DATA FOR THIS TASK –
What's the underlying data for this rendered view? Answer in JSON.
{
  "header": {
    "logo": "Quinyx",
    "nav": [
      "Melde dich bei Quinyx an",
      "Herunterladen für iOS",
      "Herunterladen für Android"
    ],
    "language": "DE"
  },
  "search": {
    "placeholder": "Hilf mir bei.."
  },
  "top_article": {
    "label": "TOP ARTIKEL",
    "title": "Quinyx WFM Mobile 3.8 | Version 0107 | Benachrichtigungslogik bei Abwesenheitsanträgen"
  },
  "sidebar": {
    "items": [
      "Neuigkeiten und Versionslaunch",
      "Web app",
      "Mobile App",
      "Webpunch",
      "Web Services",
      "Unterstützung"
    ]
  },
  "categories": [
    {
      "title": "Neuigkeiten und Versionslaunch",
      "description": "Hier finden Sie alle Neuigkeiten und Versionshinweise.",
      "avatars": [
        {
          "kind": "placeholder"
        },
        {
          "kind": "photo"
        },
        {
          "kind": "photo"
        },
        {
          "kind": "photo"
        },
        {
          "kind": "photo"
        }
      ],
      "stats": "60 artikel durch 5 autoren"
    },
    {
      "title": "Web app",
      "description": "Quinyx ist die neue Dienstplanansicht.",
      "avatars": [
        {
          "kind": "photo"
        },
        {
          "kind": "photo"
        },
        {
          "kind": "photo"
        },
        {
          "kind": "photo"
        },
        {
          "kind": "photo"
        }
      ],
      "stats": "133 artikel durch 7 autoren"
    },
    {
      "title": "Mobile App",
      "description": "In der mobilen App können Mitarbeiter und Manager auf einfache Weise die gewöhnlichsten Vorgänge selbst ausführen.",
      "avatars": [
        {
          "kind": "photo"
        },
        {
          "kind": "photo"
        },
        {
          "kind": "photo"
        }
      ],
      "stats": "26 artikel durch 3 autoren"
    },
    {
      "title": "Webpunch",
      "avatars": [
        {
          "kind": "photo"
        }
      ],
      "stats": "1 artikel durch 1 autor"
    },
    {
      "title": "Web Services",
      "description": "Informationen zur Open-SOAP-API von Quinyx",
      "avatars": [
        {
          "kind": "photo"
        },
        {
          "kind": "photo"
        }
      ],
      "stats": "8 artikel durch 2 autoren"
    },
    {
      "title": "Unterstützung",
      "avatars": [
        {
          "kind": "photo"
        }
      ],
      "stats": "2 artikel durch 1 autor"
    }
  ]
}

TASK GOAL – Repeat all the entries exactly as given.

TASK ANSWER –
What's the underlying data for this rendered view? Answer in JSON.
{
  "header": {
    "logo": "Quinyx",
    "nav": [
      "Melde dich bei Quinyx an",
      "Herunterladen für iOS",
      "Herunterladen für Android"
    ],
    "language": "DE"
  },
  "search": {
    "placeholder": "Hilf mir bei.."
  },
  "top_article": {
    "label": "TOP ARTIKEL",
    "title": "Quinyx WFM Mobile 3.8 | Version 0107 | Benachrichtigungslogik bei Abwesenheitsanträgen"
  },
  "sidebar": {
    "items": [
      "Neuigkeiten und Versionslaunch",
      "Web app",
      "Mobile App",
      "Webpunch",
      "Web Services",
      "Unterstützung"
    ]
  },
  "categories": [
    {
      "title": "Neuigkeiten und Versionslaunch",
      "description": "Hier finden Sie alle Neuigkeiten und Versionshinweise.",
      "avatars": [
        {
          "kind": "placeholder"
        },
        {
          "kind": "photo"
        },
        {
          "kind": "photo"
        },
        {
          "kind": "photo"
        },
        {
          "kind": "photo"
        }
      ],
      "stats": "60 artikel durch 5 autoren"
    },
    {
      "title": "Web app",
      "description": "Quinyx ist die neue Dienstplanansicht.",
      "avatars": [
        {
          "kind": "photo"
        },
        {
          "kind": "photo"
        },
        {
          "kind": "photo"
        },
        {
          "kind": "photo"
        },
        {
          "kind": "photo"
        }
      ],
      "stats": "133 artikel durch 7 autoren"
    },
    {
      "title": "Mobile App",
      "description": "In der mobilen App können Mitarbeiter und Manager auf einfache Weise die gewöhnlichsten Vorgänge selbst ausführen.",
      "avatars": [
        {
          "kind": "photo"
        },
        {
          "kind": "photo"
        },
        {
          "kind": "photo"
        }
      ],
      "stats": "26 artikel durch 3 autoren"
    },
    {
      "title": "Webpunch",
      "avatars": [
        {
          "kind": "photo"
        }
      ],
      "stats": "1 artikel durch 1 autor"
    },
    {
      "title": "Web Services",
      "description": "Informationen zur Open-SOAP-API von Quinyx",
      "avatars": [
        {
          "kind": "photo"
        },
        {
          "kind": "photo"
        }
      ],
      "stats": "8 artikel durch 2 autoren"
    },
    {
      "title": "Unterstützung",
      "avatars": [
        {
          "kind": "photo"
        }
      ],
      "stats": "2 artikel durch 1 autor"
    }
  ]
}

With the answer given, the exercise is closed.